* [TASK INSTRUCTIONS] Copy every item below line for line without changing a single character.

* [RECORDS TO PROCESS]
-- start --

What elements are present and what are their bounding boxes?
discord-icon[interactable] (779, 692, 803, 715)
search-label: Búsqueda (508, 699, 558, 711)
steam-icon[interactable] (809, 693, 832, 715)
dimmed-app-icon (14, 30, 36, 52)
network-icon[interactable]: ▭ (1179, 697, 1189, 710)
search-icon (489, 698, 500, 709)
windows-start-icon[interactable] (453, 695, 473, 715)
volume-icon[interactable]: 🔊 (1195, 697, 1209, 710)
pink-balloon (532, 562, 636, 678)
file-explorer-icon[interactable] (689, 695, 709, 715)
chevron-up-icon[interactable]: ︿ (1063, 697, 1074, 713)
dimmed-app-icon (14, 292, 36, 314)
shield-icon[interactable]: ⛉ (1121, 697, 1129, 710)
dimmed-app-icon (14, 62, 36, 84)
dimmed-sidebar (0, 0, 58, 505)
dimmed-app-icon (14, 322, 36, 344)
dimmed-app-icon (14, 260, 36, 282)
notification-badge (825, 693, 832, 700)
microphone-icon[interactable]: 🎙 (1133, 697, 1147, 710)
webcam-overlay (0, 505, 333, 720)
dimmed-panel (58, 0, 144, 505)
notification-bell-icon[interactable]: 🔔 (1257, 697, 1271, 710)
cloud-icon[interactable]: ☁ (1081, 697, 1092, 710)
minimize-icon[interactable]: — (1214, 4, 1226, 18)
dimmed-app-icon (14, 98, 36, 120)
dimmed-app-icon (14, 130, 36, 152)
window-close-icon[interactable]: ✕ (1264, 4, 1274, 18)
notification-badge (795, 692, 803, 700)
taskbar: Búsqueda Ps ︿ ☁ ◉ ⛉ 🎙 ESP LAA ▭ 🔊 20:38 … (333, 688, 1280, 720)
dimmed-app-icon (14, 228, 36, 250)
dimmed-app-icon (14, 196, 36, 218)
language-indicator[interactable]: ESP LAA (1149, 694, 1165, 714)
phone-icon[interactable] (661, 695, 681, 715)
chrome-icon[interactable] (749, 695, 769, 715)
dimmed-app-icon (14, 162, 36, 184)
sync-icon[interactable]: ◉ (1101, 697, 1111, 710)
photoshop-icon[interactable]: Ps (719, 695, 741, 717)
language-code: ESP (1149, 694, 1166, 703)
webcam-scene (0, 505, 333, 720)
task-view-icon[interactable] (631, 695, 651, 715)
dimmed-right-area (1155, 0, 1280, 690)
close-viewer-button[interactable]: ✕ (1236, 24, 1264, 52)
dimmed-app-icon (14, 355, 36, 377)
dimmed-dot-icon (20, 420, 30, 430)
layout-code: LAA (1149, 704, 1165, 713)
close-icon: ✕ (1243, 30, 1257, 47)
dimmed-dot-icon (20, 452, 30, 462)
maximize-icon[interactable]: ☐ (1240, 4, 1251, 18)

-- end --

* [REPLY TO THE TASK]
What elements are present and what are their bounding boxes?
discord-icon[interactable] (779, 692, 803, 715)
search-label: Búsqueda (508, 699, 558, 711)
steam-icon[interactable] (809, 693, 832, 715)
dimmed-app-icon (14, 30, 36, 52)
network-icon[interactable]: ▭ (1179, 697, 1189, 710)
search-icon (489, 698, 500, 709)
windows-start-icon[interactable] (453, 695, 473, 715)
volume-icon[interactable]: 🔊 (1195, 697, 1209, 710)
pink-balloon (532, 562, 636, 678)
file-explorer-icon[interactable] (689, 695, 709, 715)
chevron-up-icon[interactable]: ︿ (1063, 697, 1074, 713)
dimmed-app-icon (14, 292, 36, 314)
shield-icon[interactable]: ⛉ (1121, 697, 1129, 710)
dimmed-app-icon (14, 62, 36, 84)
dimmed-sidebar (0, 0, 58, 505)
dimmed-app-icon (14, 322, 36, 344)
dimmed-app-icon (14, 260, 36, 282)
notification-badge (825, 693, 832, 700)
microphone-icon[interactable]: 🎙 (1133, 697, 1147, 710)
webcam-overlay (0, 505, 333, 720)
dimmed-panel (58, 0, 144, 505)
notification-bell-icon[interactable]: 🔔 (1257, 697, 1271, 710)
cloud-icon[interactable]: ☁ (1081, 697, 1092, 710)
minimize-icon[interactable]: — (1214, 4, 1226, 18)
dimmed-app-icon (14, 98, 36, 120)
dimmed-app-icon (14, 130, 36, 152)
window-close-icon[interactable]: ✕ (1264, 4, 1274, 18)
notification-badge (795, 692, 803, 700)
taskbar: Búsqueda Ps ︿ ☁ ◉ ⛉ 🎙 ESP LAA ▭ 🔊 20:38 … (333, 688, 1280, 720)
dimmed-app-icon (14, 228, 36, 250)
dimmed-app-icon (14, 196, 36, 218)
language-indicator[interactable]: ESP LAA (1149, 694, 1165, 714)
phone-icon[interactable] (661, 695, 681, 715)
chrome-icon[interactable] (749, 695, 769, 715)
dimmed-app-icon (14, 162, 36, 184)
sync-icon[interactable]: ◉ (1101, 697, 1111, 710)
photoshop-icon[interactable]: Ps (719, 695, 741, 717)
language-code: ESP (1149, 694, 1166, 703)
webcam-scene (0, 505, 333, 720)
task-view-icon[interactable] (631, 695, 651, 715)
dimmed-right-area (1155, 0, 1280, 690)
close-viewer-button[interactable]: ✕ (1236, 24, 1264, 52)
dimmed-app-icon (14, 355, 36, 377)
dimmed-dot-icon (20, 420, 30, 430)
layout-code: LAA (1149, 704, 1165, 713)
close-icon: ✕ (1243, 30, 1257, 47)
dimmed-dot-icon (20, 452, 30, 462)
maximize-icon[interactable]: ☐ (1240, 4, 1251, 18)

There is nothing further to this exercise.